Work instructions -
All material below is to be reproduced exactly.

Provided material -
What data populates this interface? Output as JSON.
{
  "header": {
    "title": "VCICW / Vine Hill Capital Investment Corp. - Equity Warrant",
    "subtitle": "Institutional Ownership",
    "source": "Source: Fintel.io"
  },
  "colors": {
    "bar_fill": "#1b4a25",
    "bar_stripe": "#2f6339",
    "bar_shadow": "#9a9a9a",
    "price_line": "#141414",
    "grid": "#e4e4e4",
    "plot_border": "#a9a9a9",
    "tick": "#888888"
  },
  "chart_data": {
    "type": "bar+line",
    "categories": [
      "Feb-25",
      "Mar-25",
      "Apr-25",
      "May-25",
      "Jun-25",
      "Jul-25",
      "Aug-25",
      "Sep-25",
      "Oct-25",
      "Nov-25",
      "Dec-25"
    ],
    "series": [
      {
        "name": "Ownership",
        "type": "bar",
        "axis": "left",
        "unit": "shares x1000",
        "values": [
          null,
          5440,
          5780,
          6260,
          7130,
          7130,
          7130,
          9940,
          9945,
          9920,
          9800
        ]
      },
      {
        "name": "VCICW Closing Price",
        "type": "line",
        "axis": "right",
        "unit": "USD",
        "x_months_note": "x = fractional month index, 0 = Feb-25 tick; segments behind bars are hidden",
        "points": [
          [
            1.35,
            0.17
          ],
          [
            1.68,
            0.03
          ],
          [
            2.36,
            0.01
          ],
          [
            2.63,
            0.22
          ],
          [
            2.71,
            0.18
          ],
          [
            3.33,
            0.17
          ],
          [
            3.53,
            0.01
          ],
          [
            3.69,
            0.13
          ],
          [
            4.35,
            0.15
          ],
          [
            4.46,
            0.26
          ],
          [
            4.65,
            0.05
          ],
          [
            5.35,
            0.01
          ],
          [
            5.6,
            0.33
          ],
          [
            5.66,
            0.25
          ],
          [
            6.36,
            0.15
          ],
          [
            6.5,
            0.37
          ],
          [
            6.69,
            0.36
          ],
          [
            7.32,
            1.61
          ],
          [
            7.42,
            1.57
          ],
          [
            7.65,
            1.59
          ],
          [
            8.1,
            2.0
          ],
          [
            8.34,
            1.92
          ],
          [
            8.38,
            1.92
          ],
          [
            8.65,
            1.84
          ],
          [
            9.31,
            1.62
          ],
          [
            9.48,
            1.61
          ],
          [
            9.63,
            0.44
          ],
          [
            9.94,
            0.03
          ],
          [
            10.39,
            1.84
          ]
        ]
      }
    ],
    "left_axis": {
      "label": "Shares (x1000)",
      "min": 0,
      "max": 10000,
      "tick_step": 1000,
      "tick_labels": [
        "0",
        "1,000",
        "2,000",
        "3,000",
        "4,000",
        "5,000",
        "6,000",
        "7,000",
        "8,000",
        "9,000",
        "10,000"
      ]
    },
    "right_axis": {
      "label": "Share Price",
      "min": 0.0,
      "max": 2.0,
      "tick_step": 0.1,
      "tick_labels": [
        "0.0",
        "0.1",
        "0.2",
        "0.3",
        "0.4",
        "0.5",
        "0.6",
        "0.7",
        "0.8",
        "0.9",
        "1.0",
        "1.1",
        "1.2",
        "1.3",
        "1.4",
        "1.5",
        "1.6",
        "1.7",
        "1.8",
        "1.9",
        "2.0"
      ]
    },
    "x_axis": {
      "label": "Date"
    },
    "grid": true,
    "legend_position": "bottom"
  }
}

Solution below -
What data populates this interface? Output as JSON.
{
  "header": {
    "title": "VCICW / Vine Hill Capital Investment Corp. - Equity Warrant",
    "subtitle": "Institutional Ownership",
    "source": "Source: Fintel.io"
  },
  "colors": {
    "bar_fill": "#1b4a25",
    "bar_stripe": "#2f6339",
    "bar_shadow": "#9a9a9a",
    "price_line": "#141414",
    "grid": "#e4e4e4",
    "plot_border": "#a9a9a9",
    "tick": "#888888"
  },
  "chart_data": {
    "type": "bar+line",
    "categories": [
      "Feb-25",
      "Mar-25",
      "Apr-25",
      "May-25",
      "Jun-25",
      "Jul-25",
      "Aug-25",
      "Sep-25",
      "Oct-25",
      "Nov-25",
      "Dec-25"
    ],
    "series": [
      {
        "name": "Ownership",
        "type": "bar",
        "axis": "left",
        "unit": "shares x1000",
        "values": [
          null,
          5440,
          5780,
          6260,
          7130,
          7130,
          7130,
          9940,
          9945,
          9920,
          9800
        ]
      },
      {
        "name": "VCICW Closing Price",
        "type": "line",
        "axis": "right",
        "unit": "USD",
        "x_months_note": "x = fractional month index, 0 = Feb-25 tick; segments behind bars are hidden",
        "points": [
          [
            1.35,
            0.17
          ],
          [
            1.68,
            0.03
          ],
          [
            2.36,
            0.01
          ],
          [
            2.63,
            0.22
          ],
          [
            2.71,
            0.18
          ],
          [
            3.33,
            0.17
          ],
          [
            3.53,
            0.01
          ],
          [
            3.69,
            0.13
          ],
          [
            4.35,
            0.15
          ],
          [
            4.46,
            0.26
          ],
          [
            4.65,
            0.05
          ],
          [
            5.35,
            0.01
          ],
          [
            5.6,
            0.33
          ],
          [
            5.66,
            0.25
          ],
          [
            6.36,
            0.15
          ],
          [
            6.5,
            0.37
          ],
          [
            6.69,
            0.36
          ],
          [
            7.32,
            1.61
          ],
          [
            7.42,
            1.57
          ],
          [
            7.65,
            1.59
          ],
          [
            8.1,
            2.0
          ],
          [
            8.34,
            1.92
          ],
          [
            8.38,
            1.92
          ],
          [
            8.65,
            1.84
          ],
          [
            9.31,
            1.62
          ],
          [
            9.48,
            1.61
          ],
          [
            9.63,
            0.44
          ],
          [
            9.94,
            0.03
          ],
          [
            10.39,
            1.84
          ]
        ]
      }
    ],
    "left_axis": {
      "label": "Shares (x1000)",
      "min": 0,
      "max": 10000,
      "tick_step": 1000,
      "tick_labels": [
        "0",
        "1,000",
        "2,000",
        "3,000",
        "4,000",
        "5,000",
        "6,000",
        "7,000",
        "8,000",
        "9,000",
        "10,000"
      ]
    },
    "right_axis": {
      "label": "Share Price",
      "min": 0.0,
      "max": 2.0,
      "tick_step": 0.1,
      "tick_labels": [
        "0.0",
        "0.1",
        "0.2",
        "0.3",
        "0.4",
        "0.5",
        "0.6",
        "0.7",
        "0.8",
        "0.9",
        "1.0",
        "1.1",
        "1.2",
        "1.3",
        "1.4",
        "1.5",
        "1.6",
        "1.7",
        "1.8",
        "1.9",
        "2.0"
      ]
    },
    "x_axis": {
      "label": "Date"
    },
    "grid": true,
    "legend_position": "bottom"
  }
}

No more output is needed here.